++++ Records to use ++++
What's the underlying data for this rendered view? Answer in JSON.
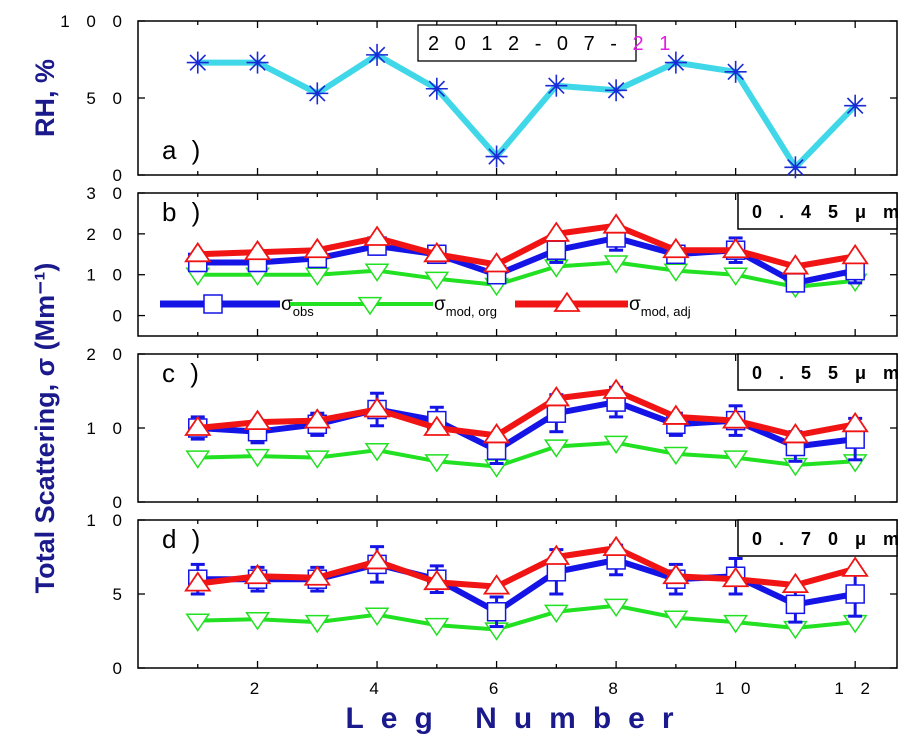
{
  "chart_data": {
    "type": "line",
    "x_label": "Leg Number",
    "y_label_shared": "Total Scattering, σ (Mm⁻¹)",
    "x_ticks": [
      "2",
      "4",
      "6",
      "8",
      "1 0",
      "1 2"
    ],
    "x_tick_values": [
      2,
      4,
      6,
      8,
      10,
      12
    ],
    "xlim": [
      0,
      12.7
    ],
    "legend_labels": {
      "obs_base": "σ",
      "obs_sub": "obs",
      "org_base": "σ",
      "org_sub": "mod, org",
      "adj_base": "σ",
      "adj_sub": "mod, adj"
    },
    "colors": {
      "rh": "#40d8e8",
      "rh_marker": "#1a2ad6",
      "obs": "#1414e6",
      "org": "#22e022",
      "adj": "#f01414",
      "axis_title": "#1a1a8c",
      "date_highlight": "#e020e0"
    },
    "panels": [
      {
        "id": "a",
        "panel_label": "a )",
        "y_label": "RH, %",
        "ylim": [
          0,
          100
        ],
        "y_ticks": [
          0,
          50,
          100
        ],
        "y_tick_labels": [
          "0",
          "5 0",
          "1 0 0"
        ],
        "date_box": {
          "prefix": "2 0 1 2 - 0 7 - ",
          "highlight": "2 1"
        },
        "series": [
          {
            "kind": "rh",
            "x": [
              1,
              2,
              3,
              4,
              5,
              6,
              7,
              8,
              9,
              10,
              11,
              12
            ],
            "values": [
              73,
              73,
              53,
              78,
              56,
              12,
              58,
              55,
              73,
              67,
              5,
              45
            ]
          }
        ]
      },
      {
        "id": "b",
        "panel_label": "b )",
        "wavelength_label": "0 . 4 5   μ m",
        "ylim": [
          -5,
          30
        ],
        "y_ticks": [
          0,
          10,
          20,
          30
        ],
        "y_tick_labels": [
          "0",
          "1 0",
          "2 0",
          "3 0"
        ],
        "series": [
          {
            "kind": "obs",
            "x": [
              1,
              2,
              3,
              4,
              5,
              6,
              7,
              8,
              9,
              10,
              11,
              12
            ],
            "values": [
              13,
              13,
              14,
              17,
              15,
              10,
              16,
              19,
              15,
              16,
              8,
              11
            ],
            "err": [
              2,
              2,
              2,
              2,
              2,
              2,
              3,
              3,
              2,
              3,
              2,
              3
            ]
          },
          {
            "kind": "org",
            "x": [
              1,
              2,
              3,
              4,
              5,
              6,
              7,
              8,
              9,
              10,
              11,
              12
            ],
            "values": [
              10,
              10,
              10,
              11,
              9,
              7.5,
              12,
              13,
              11,
              10,
              7,
              8.5
            ]
          },
          {
            "kind": "adj",
            "x": [
              1,
              2,
              3,
              4,
              5,
              6,
              7,
              8,
              9,
              10,
              11,
              12
            ],
            "values": [
              15,
              15.5,
              16,
              19,
              15,
              12.5,
              20,
              22,
              16,
              16,
              12,
              14.5
            ]
          }
        ]
      },
      {
        "id": "c",
        "panel_label": "c )",
        "wavelength_label": "0 . 5 5   μ m",
        "ylim": [
          0,
          20
        ],
        "y_ticks": [
          0,
          10,
          20
        ],
        "y_tick_labels": [
          "0",
          "1 0",
          "2 0"
        ],
        "series": [
          {
            "kind": "obs",
            "x": [
              1,
              2,
              3,
              4,
              5,
              6,
              7,
              8,
              9,
              10,
              11,
              12
            ],
            "values": [
              10,
              9.5,
              10.5,
              12.5,
              11,
              7,
              12,
              13.5,
              10.5,
              11,
              7.5,
              8.5
            ],
            "err": [
              1.5,
              1.5,
              1.5,
              2.2,
              1.8,
              1.8,
              2.5,
              2,
              1.5,
              2,
              2,
              2.8
            ]
          },
          {
            "kind": "org",
            "x": [
              1,
              2,
              3,
              4,
              5,
              6,
              7,
              8,
              9,
              10,
              11,
              12
            ],
            "values": [
              6,
              6.2,
              6,
              7,
              5.5,
              4.8,
              7.5,
              8,
              6.5,
              6,
              5,
              5.5
            ]
          },
          {
            "kind": "adj",
            "x": [
              1,
              2,
              3,
              4,
              5,
              6,
              7,
              8,
              9,
              10,
              11,
              12
            ],
            "values": [
              10,
              10.8,
              11,
              12.5,
              10,
              9,
              14,
              15,
              11.5,
              11,
              9,
              10.5
            ]
          }
        ]
      },
      {
        "id": "d",
        "panel_label": "d )",
        "wavelength_label": "0 . 7 0   μ m",
        "ylim": [
          0,
          10
        ],
        "y_ticks": [
          0,
          5,
          10
        ],
        "y_tick_labels": [
          "0",
          "5",
          "1 0"
        ],
        "series": [
          {
            "kind": "obs",
            "x": [
              1,
              2,
              3,
              4,
              5,
              6,
              7,
              8,
              9,
              10,
              11,
              12
            ],
            "values": [
              6,
              6,
              6,
              7,
              6,
              3.8,
              6.5,
              7.3,
              6,
              6.2,
              4.3,
              5
            ],
            "err": [
              1,
              0.8,
              0.8,
              1.2,
              0.9,
              1,
              1.5,
              1,
              1,
              1.2,
              1.2,
              1.5
            ]
          },
          {
            "kind": "org",
            "x": [
              1,
              2,
              3,
              4,
              5,
              6,
              7,
              8,
              9,
              10,
              11,
              12
            ],
            "values": [
              3.2,
              3.3,
              3.1,
              3.6,
              2.9,
              2.6,
              3.8,
              4.2,
              3.4,
              3.1,
              2.7,
              3.1
            ]
          },
          {
            "kind": "adj",
            "x": [
              1,
              2,
              3,
              4,
              5,
              6,
              7,
              8,
              9,
              10,
              11,
              12
            ],
            "values": [
              5.7,
              6.2,
              6.1,
              7.2,
              5.8,
              5.5,
              7.5,
              8.1,
              6.2,
              6,
              5.6,
              6.7
            ]
          }
        ]
      }
    ]
  }
}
++++
Exercise directions
Set each line of the records down exactly, leaving every picture out.

Task response
What's the underlying data for this rendered view? Answer in JSON.
{
  "chart_data": {
    "type": "line",
    "x_label": "Leg Number",
    "y_label_shared": "Total Scattering, σ (Mm⁻¹)",
    "x_ticks": [
      "2",
      "4",
      "6",
      "8",
      "1 0",
      "1 2"
    ],
    "x_tick_values": [
      2,
      4,
      6,
      8,
      10,
      12
    ],
    "xlim": [
      0,
      12.7
    ],
    "legend_labels": {
      "obs_base": "σ",
      "obs_sub": "obs",
      "org_base": "σ",
      "org_sub": "mod, org",
      "adj_base": "σ",
      "adj_sub": "mod, adj"
    },
    "colors": {
      "rh": "#40d8e8",
      "rh_marker": "#1a2ad6",
      "obs": "#1414e6",
      "org": "#22e022",
      "adj": "#f01414",
      "axis_title": "#1a1a8c",
      "date_highlight": "#e020e0"
    },
    "panels": [
      {
        "id": "a",
        "panel_label": "a )",
        "y_label": "RH, %",
        "ylim": [
          0,
          100
        ],
        "y_ticks": [
          0,
          50,
          100
        ],
        "y_tick_labels": [
          "0",
          "5 0",
          "1 0 0"
        ],
        "date_box": {
          "prefix": "2 0 1 2 - 0 7 - ",
          "highlight": "2 1"
        },
        "series": [
          {
            "kind": "rh",
            "x": [
              1,
              2,
              3,
              4,
              5,
              6,
              7,
              8,
              9,
              10,
              11,
              12
            ],
            "values": [
              73,
              73,
              53,
              78,
              56,
              12,
              58,
              55,
              73,
              67,
              5,
              45
            ]
          }
        ]
      },
      {
        "id": "b",
        "panel_label": "b )",
        "wavelength_label": "0 . 4 5   μ m",
        "ylim": [
          -5,
          30
        ],
        "y_ticks": [
          0,
          10,
          20,
          30
        ],
        "y_tick_labels": [
          "0",
          "1 0",
          "2 0",
          "3 0"
        ],
        "series": [
          {
            "kind": "obs",
            "x": [
              1,
              2,
              3,
              4,
              5,
              6,
              7,
              8,
              9,
              10,
              11,
              12
            ],
            "values": [
              13,
              13,
              14,
              17,
              15,
              10,
              16,
              19,
              15,
              16,
              8,
              11
            ],
            "err": [
              2,
              2,
              2,
              2,
              2,
              2,
              3,
              3,
              2,
              3,
              2,
              3
            ]
          },
          {
            "kind": "org",
            "x": [
              1,
              2,
              3,
              4,
              5,
              6,
              7,
              8,
              9,
              10,
              11,
              12
            ],
            "values": [
              10,
              10,
              10,
              11,
              9,
              7.5,
              12,
              13,
              11,
              10,
              7,
              8.5
            ]
          },
          {
            "kind": "adj",
            "x": [
              1,
              2,
              3,
              4,
              5,
              6,
              7,
              8,
              9,
              10,
              11,
              12
            ],
            "values": [
              15,
              15.5,
              16,
              19,
              15,
              12.5,
              20,
              22,
              16,
              16,
              12,
              14.5
            ]
          }
        ]
      },
      {
        "id": "c",
        "panel_label": "c )",
        "wavelength_label": "0 . 5 5   μ m",
        "ylim": [
          0,
          20
        ],
        "y_ticks": [
          0,
          10,
          20
        ],
        "y_tick_labels": [
          "0",
          "1 0",
          "2 0"
        ],
        "series": [
          {
            "kind": "obs",
            "x": [
              1,
              2,
              3,
              4,
              5,
              6,
              7,
              8,
              9,
              10,
              11,
              12
            ],
            "values": [
              10,
              9.5,
              10.5,
              12.5,
              11,
              7,
              12,
              13.5,
              10.5,
              11,
              7.5,
              8.5
            ],
            "err": [
              1.5,
              1.5,
              1.5,
              2.2,
              1.8,
              1.8,
              2.5,
              2,
              1.5,
              2,
              2,
              2.8
            ]
          },
          {
            "kind": "org",
            "x": [
              1,
              2,
              3,
              4,
              5,
              6,
              7,
              8,
              9,
              10,
              11,
              12
            ],
            "values": [
              6,
              6.2,
              6,
              7,
              5.5,
              4.8,
              7.5,
              8,
              6.5,
              6,
              5,
              5.5
            ]
          },
          {
            "kind": "adj",
            "x": [
              1,
              2,
              3,
              4,
              5,
              6,
              7,
              8,
              9,
              10,
              11,
              12
            ],
            "values": [
              10,
              10.8,
              11,
              12.5,
              10,
              9,
              14,
              15,
              11.5,
              11,
              9,
              10.5
            ]
          }
        ]
      },
      {
        "id": "d",
        "panel_label": "d )",
        "wavelength_label": "0 . 7 0   μ m",
        "ylim": [
          0,
          10
        ],
        "y_ticks": [
          0,
          5,
          10
        ],
        "y_tick_labels": [
          "0",
          "5",
          "1 0"
        ],
        "series": [
          {
            "kind": "obs",
            "x": [
              1,
              2,
              3,
              4,
              5,
              6,
              7,
              8,
              9,
              10,
              11,
              12
            ],
            "values": [
              6,
              6,
              6,
              7,
              6,
              3.8,
              6.5,
              7.3,
              6,
              6.2,
              4.3,
              5
            ],
            "err": [
              1,
              0.8,
              0.8,
              1.2,
              0.9,
              1,
              1.5,
              1,
              1,
              1.2,
              1.2,
              1.5
            ]
          },
          {
            "kind": "org",
            "x": [
              1,
              2,
              3,
              4,
              5,
              6,
              7,
              8,
              9,
              10,
              11,
              12
            ],
            "values": [
              3.2,
              3.3,
              3.1,
              3.6,
              2.9,
              2.6,
              3.8,
              4.2,
              3.4,
              3.1,
              2.7,
              3.1
            ]
          },
          {
            "kind": "adj",
            "x": [
              1,
              2,
              3,
              4,
              5,
              6,
              7,
              8,
              9,
              10,
              11,
              12
            ],
            "values": [
              5.7,
              6.2,
              6.1,
              7.2,
              5.8,
              5.5,
              7.5,
              8.1,
              6.2,
              6,
              5.6,
              6.7
            ]
          }
        ]
      }
    ]
  }
}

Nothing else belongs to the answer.